Without skipping anything, write out each record below exactly.

:: Extracted information

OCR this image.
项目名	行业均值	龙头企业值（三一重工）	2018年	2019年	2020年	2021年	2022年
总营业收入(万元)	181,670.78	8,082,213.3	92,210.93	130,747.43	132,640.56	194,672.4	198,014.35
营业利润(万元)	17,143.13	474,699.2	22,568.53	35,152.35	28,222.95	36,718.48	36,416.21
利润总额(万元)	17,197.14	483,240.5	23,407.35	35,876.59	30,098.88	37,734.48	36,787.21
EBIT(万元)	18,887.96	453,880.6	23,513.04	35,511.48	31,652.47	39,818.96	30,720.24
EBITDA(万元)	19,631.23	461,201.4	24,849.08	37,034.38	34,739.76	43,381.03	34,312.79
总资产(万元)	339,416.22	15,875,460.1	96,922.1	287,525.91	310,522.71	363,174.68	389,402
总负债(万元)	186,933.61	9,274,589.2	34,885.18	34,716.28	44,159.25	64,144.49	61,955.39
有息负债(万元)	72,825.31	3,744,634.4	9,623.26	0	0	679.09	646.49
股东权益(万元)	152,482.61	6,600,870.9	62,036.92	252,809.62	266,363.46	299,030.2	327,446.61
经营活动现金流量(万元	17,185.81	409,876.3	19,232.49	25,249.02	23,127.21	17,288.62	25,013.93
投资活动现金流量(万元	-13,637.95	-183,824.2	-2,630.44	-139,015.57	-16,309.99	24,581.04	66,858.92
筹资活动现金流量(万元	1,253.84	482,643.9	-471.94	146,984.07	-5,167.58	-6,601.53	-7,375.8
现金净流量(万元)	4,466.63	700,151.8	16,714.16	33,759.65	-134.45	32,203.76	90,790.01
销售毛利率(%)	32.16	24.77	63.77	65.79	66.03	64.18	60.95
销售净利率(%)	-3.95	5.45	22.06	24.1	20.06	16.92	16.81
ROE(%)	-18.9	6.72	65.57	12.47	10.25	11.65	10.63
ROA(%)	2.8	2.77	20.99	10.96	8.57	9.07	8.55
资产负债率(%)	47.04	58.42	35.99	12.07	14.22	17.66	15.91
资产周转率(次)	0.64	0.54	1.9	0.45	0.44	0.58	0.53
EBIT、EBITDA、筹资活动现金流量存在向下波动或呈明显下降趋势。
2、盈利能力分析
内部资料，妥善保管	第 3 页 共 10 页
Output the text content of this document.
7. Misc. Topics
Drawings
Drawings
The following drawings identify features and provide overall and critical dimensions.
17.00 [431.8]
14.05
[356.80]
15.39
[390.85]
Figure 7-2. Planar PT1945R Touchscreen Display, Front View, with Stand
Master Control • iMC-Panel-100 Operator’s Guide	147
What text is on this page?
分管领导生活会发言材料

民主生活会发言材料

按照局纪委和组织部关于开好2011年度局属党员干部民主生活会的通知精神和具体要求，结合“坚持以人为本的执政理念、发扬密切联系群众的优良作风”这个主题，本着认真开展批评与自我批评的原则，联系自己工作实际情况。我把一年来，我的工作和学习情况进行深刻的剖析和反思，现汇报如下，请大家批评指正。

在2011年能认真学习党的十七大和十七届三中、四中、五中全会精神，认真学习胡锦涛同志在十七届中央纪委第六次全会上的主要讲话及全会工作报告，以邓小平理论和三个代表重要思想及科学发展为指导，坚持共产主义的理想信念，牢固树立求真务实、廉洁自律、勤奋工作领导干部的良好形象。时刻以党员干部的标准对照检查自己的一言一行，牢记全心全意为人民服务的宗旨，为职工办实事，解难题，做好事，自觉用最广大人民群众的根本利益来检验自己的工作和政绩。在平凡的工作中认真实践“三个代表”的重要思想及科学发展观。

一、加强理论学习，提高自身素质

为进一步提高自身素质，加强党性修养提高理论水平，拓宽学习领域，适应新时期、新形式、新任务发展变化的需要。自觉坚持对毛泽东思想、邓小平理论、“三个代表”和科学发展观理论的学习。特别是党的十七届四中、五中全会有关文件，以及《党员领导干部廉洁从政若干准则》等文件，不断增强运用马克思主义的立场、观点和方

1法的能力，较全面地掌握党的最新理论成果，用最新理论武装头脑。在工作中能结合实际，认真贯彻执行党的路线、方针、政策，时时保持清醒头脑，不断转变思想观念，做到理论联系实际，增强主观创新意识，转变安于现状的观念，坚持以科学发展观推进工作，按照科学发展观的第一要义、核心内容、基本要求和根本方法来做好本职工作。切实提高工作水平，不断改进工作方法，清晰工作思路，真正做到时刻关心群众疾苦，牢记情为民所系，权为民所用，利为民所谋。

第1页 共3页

::::

### Answer to this problem
OCR this image.
项目名	行业均值	龙头企业值（三一重工）	2018年	2019年	2020年	2021年	2022年
总营业收入(万元)	181,670.78	8,082,213.3	92,210.93	130,747.43	132,640.56	194,672.4	198,014.35
营业利润(万元)	17,143.13	474,699.2	22,568.53	35,152.35	28,222.95	36,718.48	36,416.21
利润总额(万元)	17,197.14	483,240.5	23,407.35	35,876.59	30,098.88	37,734.48	36,787.21
EBIT(万元)	18,887.96	453,880.6	23,513.04	35,511.48	31,652.47	39,818.96	30,720.24
EBITDA(万元)	19,631.23	461,201.4	24,849.08	37,034.38	34,739.76	43,381.03	34,312.79
总资产(万元)	339,416.22	15,875,460.1	96,922.1	287,525.91	310,522.71	363,174.68	389,402
总负债(万元)	186,933.61	9,274,589.2	34,885.18	34,716.28	44,159.25	64,144.49	61,955.39
有息负债(万元)	72,825.31	3,744,634.4	9,623.26	0	0	679.09	646.49
股东权益(万元)	152,482.61	6,600,870.9	62,036.92	252,809.62	266,363.46	299,030.2	327,446.61
经营活动现金流量(万元	17,185.81	409,876.3	19,232.49	25,249.02	23,127.21	17,288.62	25,013.93
投资活动现金流量(万元	-13,637.95	-183,824.2	-2,630.44	-139,015.57	-16,309.99	24,581.04	66,858.92
筹资活动现金流量(万元	1,253.84	482,643.9	-471.94	146,984.07	-5,167.58	-6,601.53	-7,375.8
现金净流量(万元)	4,466.63	700,151.8	16,714.16	33,759.65	-134.45	32,203.76	90,790.01
销售毛利率(%)	32.16	24.77	63.77	65.79	66.03	64.18	60.95
销售净利率(%)	-3.95	5.45	22.06	24.1	20.06	16.92	16.81
ROE(%)	-18.9	6.72	65.57	12.47	10.25	11.65	10.63
ROA(%)	2.8	2.77	20.99	10.96	8.57	9.07	8.55
资产负债率(%)	47.04	58.42	35.99	12.07	14.22	17.66	15.91
资产周转率(次)	0.64	0.54	1.9	0.45	0.44	0.58	0.53
EBIT、EBITDA、筹资活动现金流量存在向下波动或呈明显下降趋势。
2、盈利能力分析
内部资料，妥善保管	第 3 页 共 10 页
Output the text content of this document.
7. Misc. Topics
Drawings
Drawings
The following drawings identify features and provide overall and critical dimensions.
17.00 [431.8]
14.05
[356.80]
15.39
[390.85]
Figure 7-2. Planar PT1945R Touchscreen Display, Front View, with Stand
Master Control • iMC-Panel-100 Operator’s Guide	147
What text is on this page?
分管领导生活会发言材料

民主生活会发言材料

按照局纪委和组织部关于开好2011年度局属党员干部民主生活会的通知精神和具体要求，结合“坚持以人为本的执政理念、发扬密切联系群众的优良作风”这个主题，本着认真开展批评与自我批评的原则，联系自己工作实际情况。我把一年来，我的工作和学习情况进行深刻的剖析和反思，现汇报如下，请大家批评指正。

在2011年能认真学习党的十七大和十七届三中、四中、五中全会精神，认真学习胡锦涛同志在十七届中央纪委第六次全会上的主要讲话及全会工作报告，以邓小平理论和三个代表重要思想及科学发展为指导，坚持共产主义的理想信念，牢固树立求真务实、廉洁自律、勤奋工作领导干部的良好形象。时刻以党员干部的标准对照检查自己的一言一行，牢记全心全意为人民服务的宗旨，为职工办实事，解难题，做好事，自觉用最广大人民群众的根本利益来检验自己的工作和政绩。在平凡的工作中认真实践“三个代表”的重要思想及科学发展观。

一、加强理论学习，提高自身素质

为进一步提高自身素质，加强党性修养提高理论水平，拓宽学习领域，适应新时期、新形式、新任务发展变化的需要。自觉坚持对毛泽东思想、邓小平理论、“三个代表”和科学发展观理论的学习。特别是党的十七届四中、五中全会有关文件，以及《党员领导干部廉洁从政若干准则》等文件，不断增强运用马克思主义的立场、观点和方

1法的能力，较全面地掌握党的最新理论成果，用最新理论武装头脑。在工作中能结合实际，认真贯彻执行党的路线、方针、政策，时时保持清醒头脑，不断转变思想观念，做到理论联系实际，增强主观创新意识，转变安于现状的观念，坚持以科学发展观推进工作，按照科学发展观的第一要义、核心内容、基本要求和根本方法来做好本职工作。切实提高工作水平，不断改进工作方法，清晰工作思路，真正做到时刻关心群众疾苦，牢记情为民所系，权为民所用，利为民所谋。

第1页 共3页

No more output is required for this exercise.